- **Written exercise**
Rewrite the records below, changing every "series-label" to "legend-entry" and leaving everything else as is.

- **Records supplied**
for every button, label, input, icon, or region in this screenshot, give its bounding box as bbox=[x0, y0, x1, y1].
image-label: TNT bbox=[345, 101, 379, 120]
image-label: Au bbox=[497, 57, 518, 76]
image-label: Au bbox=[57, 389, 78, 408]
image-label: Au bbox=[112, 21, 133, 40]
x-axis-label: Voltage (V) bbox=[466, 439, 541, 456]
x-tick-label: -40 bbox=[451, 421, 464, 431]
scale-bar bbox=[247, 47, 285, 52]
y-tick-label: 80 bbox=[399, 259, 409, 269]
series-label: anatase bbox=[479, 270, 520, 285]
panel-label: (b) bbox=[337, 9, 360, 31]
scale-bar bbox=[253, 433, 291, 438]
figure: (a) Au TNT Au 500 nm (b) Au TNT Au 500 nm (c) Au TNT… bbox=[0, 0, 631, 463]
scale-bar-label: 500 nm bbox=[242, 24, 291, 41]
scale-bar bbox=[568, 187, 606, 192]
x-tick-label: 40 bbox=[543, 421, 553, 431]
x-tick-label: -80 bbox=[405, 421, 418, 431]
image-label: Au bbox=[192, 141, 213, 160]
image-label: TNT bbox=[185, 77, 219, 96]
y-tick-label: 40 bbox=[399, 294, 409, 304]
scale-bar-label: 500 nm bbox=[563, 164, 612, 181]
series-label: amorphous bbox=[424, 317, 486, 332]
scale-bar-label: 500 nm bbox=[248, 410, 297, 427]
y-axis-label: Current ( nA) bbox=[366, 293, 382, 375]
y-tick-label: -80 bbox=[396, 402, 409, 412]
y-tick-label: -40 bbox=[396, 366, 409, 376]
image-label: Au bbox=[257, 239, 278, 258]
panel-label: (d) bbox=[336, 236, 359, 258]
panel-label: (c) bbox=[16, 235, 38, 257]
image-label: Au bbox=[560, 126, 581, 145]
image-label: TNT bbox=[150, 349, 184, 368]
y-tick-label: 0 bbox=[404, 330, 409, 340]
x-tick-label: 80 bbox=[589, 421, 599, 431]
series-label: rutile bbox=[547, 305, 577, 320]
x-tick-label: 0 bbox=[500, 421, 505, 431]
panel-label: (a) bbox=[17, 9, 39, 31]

- **Written solution**
for every button, label, input, icon, or region in this screenshot, give its bounding box as bbox=[x0, y0, x1, y1].
image-label: TNT bbox=[345, 101, 379, 120]
image-label: Au bbox=[497, 57, 518, 76]
image-label: Au bbox=[57, 389, 78, 408]
image-label: Au bbox=[112, 21, 133, 40]
x-axis-label: Voltage (V) bbox=[466, 439, 541, 456]
x-tick-label: -40 bbox=[451, 421, 464, 431]
scale-bar bbox=[247, 47, 285, 52]
y-tick-label: 80 bbox=[399, 259, 409, 269]
legend-entry: anatase bbox=[479, 270, 520, 285]
panel-label: (b) bbox=[337, 9, 360, 31]
scale-bar bbox=[253, 433, 291, 438]
figure: (a) Au TNT Au 500 nm (b) Au TNT Au 500 nm (c) Au TNT… bbox=[0, 0, 631, 463]
scale-bar-label: 500 nm bbox=[242, 24, 291, 41]
scale-bar bbox=[568, 187, 606, 192]
x-tick-label: 40 bbox=[543, 421, 553, 431]
x-tick-label: -80 bbox=[405, 421, 418, 431]
image-label: Au bbox=[192, 141, 213, 160]
image-label: TNT bbox=[185, 77, 219, 96]
y-tick-label: 40 bbox=[399, 294, 409, 304]
scale-bar-label: 500 nm bbox=[563, 164, 612, 181]
legend-entry: amorphous bbox=[424, 317, 486, 332]
scale-bar-label: 500 nm bbox=[248, 410, 297, 427]
y-axis-label: Current ( nA) bbox=[366, 293, 382, 375]
y-tick-label: -80 bbox=[396, 402, 409, 412]
y-tick-label: -40 bbox=[396, 366, 409, 376]
image-label: Au bbox=[257, 239, 278, 258]
panel-label: (d) bbox=[336, 236, 359, 258]
panel-label: (c) bbox=[16, 235, 38, 257]
image-label: Au bbox=[560, 126, 581, 145]
image-label: TNT bbox=[150, 349, 184, 368]
y-tick-label: 0 bbox=[404, 330, 409, 340]
x-tick-label: 80 bbox=[589, 421, 599, 431]
legend-entry: rutile bbox=[547, 305, 577, 320]
x-tick-label: 0 bbox=[500, 421, 505, 431]
panel-label: (a) bbox=[17, 9, 39, 31]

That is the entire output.